- [TEXT SEGMENT]
Start of Block
Sexual abuse includes many different behaviors. For adults, it includes any sexual act committed against someone without that person’s freely given consent. For adults incapable of giving consent and children, the Centers for Disease Control and Prevention definition includes “any completed or attempted (non-completed) sexual act, sexual contact with or exploitation (i.e., noncontact sexual interaction) of a child” by an adult or an older youth. Sexual abuse includes both touching (e.g., forced sexual intercourse, child molestation, groping and attempted rape) and nontouching offenses (e.g., downloading or distributing child pornography, exhibitionism), and it impacts people of all ages. Learning the facts about sexual abuse is one way to raise awareness and identify prevention strategies to increase safety.
Compared to other crimes, sexual violence is the most underreported violent crime in the United States (Bureau of Justice Statistics, “National Crime Victimization Survey: Victimizations Not Reported to the Police, 2006-2010,” 2012). Approximately 2 out of 3 or 65% of adult sexual assaults were not reported to the police between 2006-2010 and 68% of violent victimizations of youth aged 12-17 (includes rape/sexual assault, robbery and aggravated and simple assault) were not reported to police. The National Crime Victimization Survey 2016 found that only 23% of rapes and sexual assaults were reported to police (BJS, 2016).
End of Block
- [EXERCISE REQUIREMENTS] Continue the text on sexual abuse and its underreporting, starting after its last sentence.

- [LISTED ENTRIES]
Start of Block
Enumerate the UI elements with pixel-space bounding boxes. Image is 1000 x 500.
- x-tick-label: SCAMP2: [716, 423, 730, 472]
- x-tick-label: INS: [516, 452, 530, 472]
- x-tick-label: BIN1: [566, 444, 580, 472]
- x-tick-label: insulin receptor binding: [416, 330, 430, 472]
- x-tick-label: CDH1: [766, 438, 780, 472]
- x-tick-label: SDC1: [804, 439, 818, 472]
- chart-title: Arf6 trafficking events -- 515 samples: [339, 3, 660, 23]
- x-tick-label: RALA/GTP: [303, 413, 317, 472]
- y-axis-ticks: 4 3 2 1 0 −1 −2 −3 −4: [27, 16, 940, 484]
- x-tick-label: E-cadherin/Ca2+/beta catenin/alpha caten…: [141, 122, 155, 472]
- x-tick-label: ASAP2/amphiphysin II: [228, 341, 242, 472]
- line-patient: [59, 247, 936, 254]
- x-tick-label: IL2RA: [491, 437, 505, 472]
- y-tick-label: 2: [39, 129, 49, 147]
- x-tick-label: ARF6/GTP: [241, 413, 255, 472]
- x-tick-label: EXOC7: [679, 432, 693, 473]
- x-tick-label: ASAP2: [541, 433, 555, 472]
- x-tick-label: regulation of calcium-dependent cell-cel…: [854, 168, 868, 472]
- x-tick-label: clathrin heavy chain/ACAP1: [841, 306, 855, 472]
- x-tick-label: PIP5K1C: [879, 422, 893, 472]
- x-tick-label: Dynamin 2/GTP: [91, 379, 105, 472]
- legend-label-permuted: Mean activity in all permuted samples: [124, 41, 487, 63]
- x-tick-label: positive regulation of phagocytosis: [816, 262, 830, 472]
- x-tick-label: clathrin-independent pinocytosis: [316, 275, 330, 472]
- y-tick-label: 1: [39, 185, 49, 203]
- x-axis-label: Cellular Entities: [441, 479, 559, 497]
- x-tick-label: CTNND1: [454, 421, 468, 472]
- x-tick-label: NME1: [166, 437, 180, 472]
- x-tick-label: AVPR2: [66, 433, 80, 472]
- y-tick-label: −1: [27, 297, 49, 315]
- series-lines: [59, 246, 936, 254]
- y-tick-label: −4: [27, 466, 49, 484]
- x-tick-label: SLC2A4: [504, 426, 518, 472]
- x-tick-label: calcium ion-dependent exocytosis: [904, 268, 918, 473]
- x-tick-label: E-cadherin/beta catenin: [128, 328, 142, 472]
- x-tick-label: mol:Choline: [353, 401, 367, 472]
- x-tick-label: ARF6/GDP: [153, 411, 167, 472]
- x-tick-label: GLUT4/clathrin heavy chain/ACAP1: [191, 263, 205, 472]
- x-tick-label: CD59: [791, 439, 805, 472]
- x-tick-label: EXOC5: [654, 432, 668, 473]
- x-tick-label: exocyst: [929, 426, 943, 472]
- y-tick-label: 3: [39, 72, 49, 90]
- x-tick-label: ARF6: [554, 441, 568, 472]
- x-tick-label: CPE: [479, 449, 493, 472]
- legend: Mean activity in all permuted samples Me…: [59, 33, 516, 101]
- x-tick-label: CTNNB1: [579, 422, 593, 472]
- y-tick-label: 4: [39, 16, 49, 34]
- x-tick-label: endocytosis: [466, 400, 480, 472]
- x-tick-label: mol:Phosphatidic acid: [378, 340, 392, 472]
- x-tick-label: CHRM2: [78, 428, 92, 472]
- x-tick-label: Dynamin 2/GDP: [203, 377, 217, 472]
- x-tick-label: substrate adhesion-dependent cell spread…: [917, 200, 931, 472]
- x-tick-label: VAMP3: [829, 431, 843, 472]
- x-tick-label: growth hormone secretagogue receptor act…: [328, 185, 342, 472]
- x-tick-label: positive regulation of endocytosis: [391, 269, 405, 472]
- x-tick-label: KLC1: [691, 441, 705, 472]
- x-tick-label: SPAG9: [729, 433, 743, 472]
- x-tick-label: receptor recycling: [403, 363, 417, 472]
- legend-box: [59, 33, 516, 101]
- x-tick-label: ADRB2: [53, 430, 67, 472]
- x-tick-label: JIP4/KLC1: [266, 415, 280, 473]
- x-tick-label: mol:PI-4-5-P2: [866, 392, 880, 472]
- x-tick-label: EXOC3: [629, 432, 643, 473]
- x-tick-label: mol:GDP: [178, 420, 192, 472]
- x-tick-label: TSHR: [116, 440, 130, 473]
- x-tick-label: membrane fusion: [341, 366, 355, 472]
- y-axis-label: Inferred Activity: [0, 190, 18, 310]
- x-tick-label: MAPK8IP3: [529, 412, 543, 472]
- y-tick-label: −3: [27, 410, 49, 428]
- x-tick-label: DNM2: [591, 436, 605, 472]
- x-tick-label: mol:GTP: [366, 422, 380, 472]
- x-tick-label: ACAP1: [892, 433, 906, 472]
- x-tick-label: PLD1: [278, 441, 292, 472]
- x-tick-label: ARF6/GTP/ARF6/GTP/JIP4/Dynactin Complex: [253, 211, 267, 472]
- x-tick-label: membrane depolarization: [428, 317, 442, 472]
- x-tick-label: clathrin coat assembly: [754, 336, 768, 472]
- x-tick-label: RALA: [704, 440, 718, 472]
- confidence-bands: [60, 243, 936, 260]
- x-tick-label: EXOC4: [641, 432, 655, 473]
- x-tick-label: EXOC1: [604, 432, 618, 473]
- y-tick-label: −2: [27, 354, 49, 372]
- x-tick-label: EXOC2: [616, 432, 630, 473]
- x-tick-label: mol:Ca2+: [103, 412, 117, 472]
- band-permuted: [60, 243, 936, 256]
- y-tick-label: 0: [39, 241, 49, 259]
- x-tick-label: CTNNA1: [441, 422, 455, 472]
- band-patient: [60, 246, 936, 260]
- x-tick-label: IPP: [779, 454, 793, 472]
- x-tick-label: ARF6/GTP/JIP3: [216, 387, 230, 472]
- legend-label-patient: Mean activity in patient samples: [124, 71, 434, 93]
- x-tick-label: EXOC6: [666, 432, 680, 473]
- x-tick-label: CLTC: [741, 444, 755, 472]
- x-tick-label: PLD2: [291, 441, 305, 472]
End of Block
- [ANSWER BOX]
People who sexually abuse vary in the reasons they offend, who they offend against and the various sexual behaviors and crimes they commit. Although our understanding of the causes and origins of sexually abusive behavior is still developing, research clearly shows that in many cases sexual abuse is a learned behavior. There are a number of contributing factors, including negative or adverse conditions in early development. In addition, many sex offenders rationalize their sexually abusive behavior, and many have problems with self-regulation and impulse control. (Visit www.smart.gov/SOMAPI for more information on the causes of sexually abusive behavior.)
If you or someone you know has been sexually abused, help and support is available. The national contacts below are available for anyone seeking information and resources about sexual abuse; there are also many local resources available worth exploring. In an emergency, dial 9-1-1 for immediate local assistance or, if it involves a child, call your local child protective services to report the sexual abuse.
Sexual abuse affects everyone: all ages, all races and ethnicities, in all areas of the country. As many as 1 in 4 girls and 1 in 20 boys experience sexual abuse before age 18. Individuals 18-24 have among the highest rates of sexual abuse. And even individuals later in life may be vulnerable to sexual abuse. Among all ages, the adult, teen or child who is harmed often knows their abuser, which can include family members, intimate partners, fellow residents or care providers. Over their lifetime, nearly 1 in 5 women and 1 in 71 men reported experiencing rape at some time in their lives. Approximately 45% of women and 22% of men reported experiencing sexual violence other than rape, such as being made to penetrate someone else, sexual coercion, unwanted sexual contact or noncontact unwanted sexual experiences, in their lifetime.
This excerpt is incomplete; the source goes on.